● Problem
In this exercise, reproduce all the entries that follow exactly.

•••

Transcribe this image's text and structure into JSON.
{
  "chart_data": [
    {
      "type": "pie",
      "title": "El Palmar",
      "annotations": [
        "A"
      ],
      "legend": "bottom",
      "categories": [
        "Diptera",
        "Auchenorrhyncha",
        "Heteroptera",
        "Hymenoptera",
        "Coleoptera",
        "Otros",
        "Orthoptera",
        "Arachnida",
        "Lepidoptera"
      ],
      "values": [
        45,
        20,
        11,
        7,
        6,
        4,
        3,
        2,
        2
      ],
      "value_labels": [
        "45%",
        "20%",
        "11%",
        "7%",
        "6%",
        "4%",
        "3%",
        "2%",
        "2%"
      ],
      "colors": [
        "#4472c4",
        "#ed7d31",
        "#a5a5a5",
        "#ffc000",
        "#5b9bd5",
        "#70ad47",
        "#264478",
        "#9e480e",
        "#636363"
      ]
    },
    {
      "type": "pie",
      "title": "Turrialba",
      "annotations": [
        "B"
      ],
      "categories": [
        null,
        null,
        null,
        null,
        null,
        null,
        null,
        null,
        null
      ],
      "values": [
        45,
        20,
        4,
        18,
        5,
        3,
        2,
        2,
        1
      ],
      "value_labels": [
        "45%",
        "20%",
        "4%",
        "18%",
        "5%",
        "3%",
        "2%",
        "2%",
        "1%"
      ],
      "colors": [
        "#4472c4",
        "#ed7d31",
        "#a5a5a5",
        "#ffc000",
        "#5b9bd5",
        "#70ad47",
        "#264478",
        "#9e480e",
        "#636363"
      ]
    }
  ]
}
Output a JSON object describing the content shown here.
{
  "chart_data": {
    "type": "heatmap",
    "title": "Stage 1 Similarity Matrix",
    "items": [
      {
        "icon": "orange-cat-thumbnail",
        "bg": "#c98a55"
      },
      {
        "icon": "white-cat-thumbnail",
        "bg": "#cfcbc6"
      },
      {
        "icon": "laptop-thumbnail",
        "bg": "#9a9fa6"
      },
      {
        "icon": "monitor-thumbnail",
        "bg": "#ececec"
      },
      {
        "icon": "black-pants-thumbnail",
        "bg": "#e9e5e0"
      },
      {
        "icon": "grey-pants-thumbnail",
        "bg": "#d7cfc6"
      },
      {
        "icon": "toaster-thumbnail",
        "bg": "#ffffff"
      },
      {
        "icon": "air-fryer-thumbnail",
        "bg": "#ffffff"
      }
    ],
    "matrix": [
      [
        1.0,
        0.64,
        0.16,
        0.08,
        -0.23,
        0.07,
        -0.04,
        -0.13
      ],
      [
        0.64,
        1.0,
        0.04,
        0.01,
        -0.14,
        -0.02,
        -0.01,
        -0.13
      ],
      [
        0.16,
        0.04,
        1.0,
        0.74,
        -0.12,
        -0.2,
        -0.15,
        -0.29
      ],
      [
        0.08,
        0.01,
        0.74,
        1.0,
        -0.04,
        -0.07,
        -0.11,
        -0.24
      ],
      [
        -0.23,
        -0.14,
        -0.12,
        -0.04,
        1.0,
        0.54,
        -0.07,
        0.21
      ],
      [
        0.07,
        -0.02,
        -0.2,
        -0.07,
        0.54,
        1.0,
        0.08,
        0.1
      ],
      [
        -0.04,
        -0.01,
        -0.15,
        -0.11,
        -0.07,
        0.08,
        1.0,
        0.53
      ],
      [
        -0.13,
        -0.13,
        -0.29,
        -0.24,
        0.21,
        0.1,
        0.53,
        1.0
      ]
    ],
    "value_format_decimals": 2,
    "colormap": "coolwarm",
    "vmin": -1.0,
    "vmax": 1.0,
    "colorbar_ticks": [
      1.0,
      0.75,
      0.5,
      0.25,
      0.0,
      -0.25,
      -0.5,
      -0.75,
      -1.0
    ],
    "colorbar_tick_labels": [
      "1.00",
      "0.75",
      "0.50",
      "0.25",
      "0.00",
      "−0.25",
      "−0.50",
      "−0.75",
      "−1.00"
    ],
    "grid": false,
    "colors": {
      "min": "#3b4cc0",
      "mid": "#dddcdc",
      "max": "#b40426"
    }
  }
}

•••

● Output of the task
Transcribe this image's text and structure into JSON.
{
  "chart_data": [
    {
      "type": "pie",
      "title": "El Palmar",
      "annotations": [
        "A"
      ],
      "legend": "bottom",
      "categories": [
        "Diptera",
        "Auchenorrhyncha",
        "Heteroptera",
        "Hymenoptera",
        "Coleoptera",
        "Otros",
        "Orthoptera",
        "Arachnida",
        "Lepidoptera"
      ],
      "values": [
        45,
        20,
        11,
        7,
        6,
        4,
        3,
        2,
        2
      ],
      "value_labels": [
        "45%",
        "20%",
        "11%",
        "7%",
        "6%",
        "4%",
        "3%",
        "2%",
        "2%"
      ],
      "colors": [
        "#4472c4",
        "#ed7d31",
        "#a5a5a5",
        "#ffc000",
        "#5b9bd5",
        "#70ad47",
        "#264478",
        "#9e480e",
        "#636363"
      ]
    },
    {
      "type": "pie",
      "title": "Turrialba",
      "annotations": [
        "B"
      ],
      "categories": [
        null,
        null,
        null,
        null,
        null,
        null,
        null,
        null,
        null
      ],
      "values": [
        45,
        20,
        4,
        18,
        5,
        3,
        2,
        2,
        1
      ],
      "value_labels": [
        "45%",
        "20%",
        "4%",
        "18%",
        "5%",
        "3%",
        "2%",
        "2%",
        "1%"
      ],
      "colors": [
        "#4472c4",
        "#ed7d31",
        "#a5a5a5",
        "#ffc000",
        "#5b9bd5",
        "#70ad47",
        "#264478",
        "#9e480e",
        "#636363"
      ]
    }
  ]
}
Output a JSON object describing the content shown here.
{
  "chart_data": {
    "type": "heatmap",
    "title": "Stage 1 Similarity Matrix",
    "items": [
      {
        "icon": "orange-cat-thumbnail",
        "bg": "#c98a55"
      },
      {
        "icon": "white-cat-thumbnail",
        "bg": "#cfcbc6"
      },
      {
        "icon": "laptop-thumbnail",
        "bg": "#9a9fa6"
      },
      {
        "icon": "monitor-thumbnail",
        "bg": "#ececec"
      },
      {
        "icon": "black-pants-thumbnail",
        "bg": "#e9e5e0"
      },
      {
        "icon": "grey-pants-thumbnail",
        "bg": "#d7cfc6"
      },
      {
        "icon": "toaster-thumbnail",
        "bg": "#ffffff"
      },
      {
        "icon": "air-fryer-thumbnail",
        "bg": "#ffffff"
      }
    ],
    "matrix": [
      [
        1.0,
        0.64,
        0.16,
        0.08,
        -0.23,
        0.07,
        -0.04,
        -0.13
      ],
      [
        0.64,
        1.0,
        0.04,
        0.01,
        -0.14,
        -0.02,
        -0.01,
        -0.13
      ],
      [
        0.16,
        0.04,
        1.0,
        0.74,
        -0.12,
        -0.2,
        -0.15,
        -0.29
      ],
      [
        0.08,
        0.01,
        0.74,
        1.0,
        -0.04,
        -0.07,
        -0.11,
        -0.24
      ],
      [
        -0.23,
        -0.14,
        -0.12,
        -0.04,
        1.0,
        0.54,
        -0.07,
        0.21
      ],
      [
        0.07,
        -0.02,
        -0.2,
        -0.07,
        0.54,
        1.0,
        0.08,
        0.1
      ],
      [
        -0.04,
        -0.01,
        -0.15,
        -0.11,
        -0.07,
        0.08,
        1.0,
        0.53
      ],
      [
        -0.13,
        -0.13,
        -0.29,
        -0.24,
        0.21,
        0.1,
        0.53,
        1.0
      ]
    ],
    "value_format_decimals": 2,
    "colormap": "coolwarm",
    "vmin": -1.0,
    "vmax": 1.0,
    "colorbar_ticks": [
      1.0,
      0.75,
      0.5,
      0.25,
      0.0,
      -0.25,
      -0.5,
      -0.75,
      -1.0
    ],
    "colorbar_tick_labels": [
      "1.00",
      "0.75",
      "0.50",
      "0.25",
      "0.00",
      "−0.25",
      "−0.50",
      "−0.75",
      "−1.00"
    ],
    "grid": false,
    "colors": {
      "min": "#3b4cc0",
      "mid": "#dddcdc",
      "max": "#b40426"
    }
  }
}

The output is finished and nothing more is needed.